━━━━━ Dataset records

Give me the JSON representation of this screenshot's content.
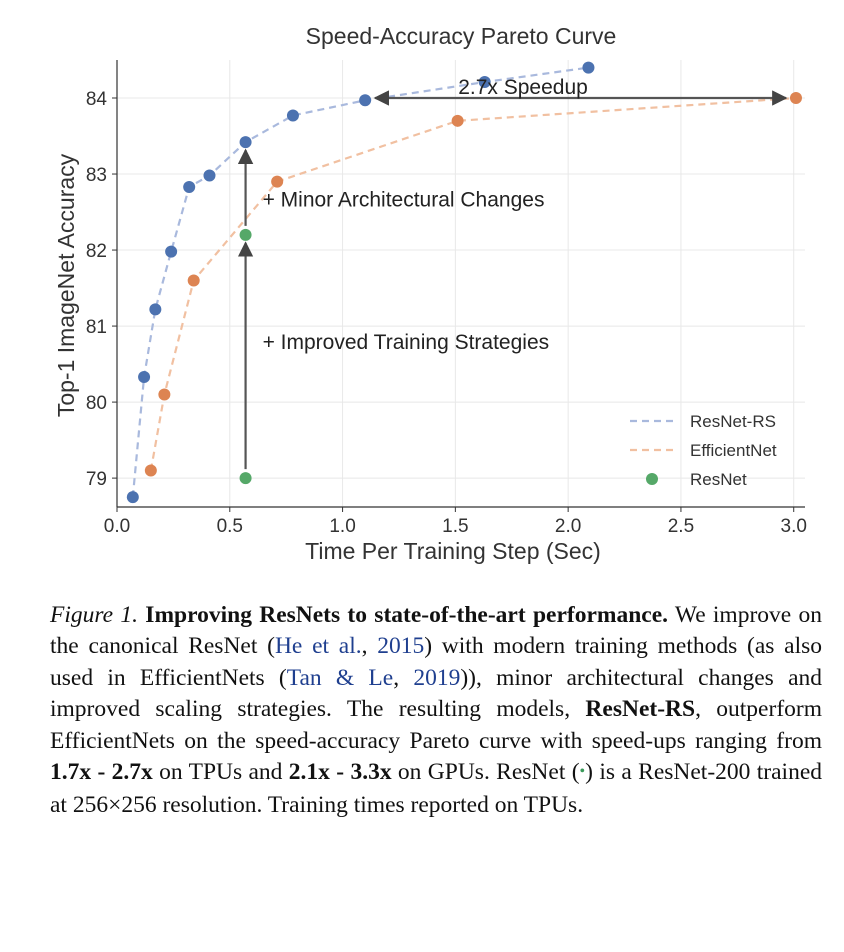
{
  "chart_data": {
    "type": "line",
    "title": "Speed-Accuracy Pareto Curve",
    "xlabel": "Time Per Training Step (Sec)",
    "ylabel": "Top-1 ImageNet Accuracy",
    "xlim": [
      0.0,
      3.05
    ],
    "ylim": [
      78.62,
      84.5
    ],
    "xticks": [
      "0.0",
      "0.5",
      "1.0",
      "1.5",
      "2.0",
      "2.5",
      "3.0"
    ],
    "yticks": [
      "79",
      "80",
      "81",
      "82",
      "83",
      "84"
    ],
    "grid": true,
    "legend_position": "lower-right",
    "series": [
      {
        "name": "ResNet-RS",
        "style": "dashed-line-markers",
        "line_color": "#a9b9dd",
        "marker_color": "#4c72b0",
        "x": [
          0.07,
          0.12,
          0.17,
          0.24,
          0.32,
          0.41,
          0.57,
          0.78,
          1.1,
          1.63,
          2.09
        ],
        "y": [
          78.75,
          80.33,
          81.22,
          81.98,
          82.83,
          82.98,
          83.42,
          83.77,
          83.97,
          84.21,
          84.4
        ]
      },
      {
        "name": "EfficientNet",
        "style": "dashed-line-markers",
        "line_color": "#f1c0a1",
        "marker_color": "#dd8452",
        "x": [
          0.15,
          0.21,
          0.34,
          0.71,
          1.51,
          3.01
        ],
        "y": [
          79.1,
          80.1,
          81.6,
          82.9,
          83.7,
          84.0
        ]
      },
      {
        "name": "ResNet",
        "style": "markers",
        "marker_color": "#55a868",
        "x": [
          0.57,
          0.57
        ],
        "y": [
          79.0,
          82.2
        ]
      }
    ],
    "annotations": [
      {
        "text": "2.7x Speedup",
        "type": "double-arrow",
        "from": [
          1.1,
          84.0
        ],
        "to": [
          3.01,
          84.0
        ]
      },
      {
        "text": "+ Minor Architectural Changes",
        "type": "arrow",
        "from": [
          0.57,
          82.2
        ],
        "to": [
          0.57,
          83.42
        ]
      },
      {
        "text": "+ Improved Training Strategies",
        "type": "arrow",
        "from": [
          0.57,
          79.0
        ],
        "to": [
          0.57,
          82.2
        ]
      }
    ]
  },
  "caption": {
    "label": "Figure 1.",
    "heading": "Improving ResNets to state-of-the-art performance.",
    "t1": "We improve on the canonical ResNet (",
    "cite1_name": "He et al.",
    "t2": ", ",
    "cite1_year": "2015",
    "t3": ") with modern training methods (as also used in EfficientNets (",
    "cite2_name": "Tan & Le",
    "t4": ", ",
    "cite2_year": "2019",
    "t5": ")), minor architectural changes and improved scaling strategies. The resulting models, ",
    "model_name": "ResNet-RS",
    "t6": ", outperform EfficientNets on the speed-accuracy Pareto curve with speed-ups ranging from ",
    "tpu_range": "1.7x - 2.7x",
    "t7": " on TPUs and ",
    "gpu_range": "2.1x - 3.3x",
    "t8": " on GPUs.  ResNet (",
    "dot_symbol": "•",
    "t9": ") is a ResNet-200 trained at 256×256 resolution.  Training times reported on TPUs."
  }
}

━━━━━━━━━━

# What to do
Find the lines that include the string "TPUs", then copy each of them.

# The completed task
    "t7": " on TPUs and ",
    "t9": ") is a ResNet-200 trained at 256×256 resolution.  Training times reported on TPUs."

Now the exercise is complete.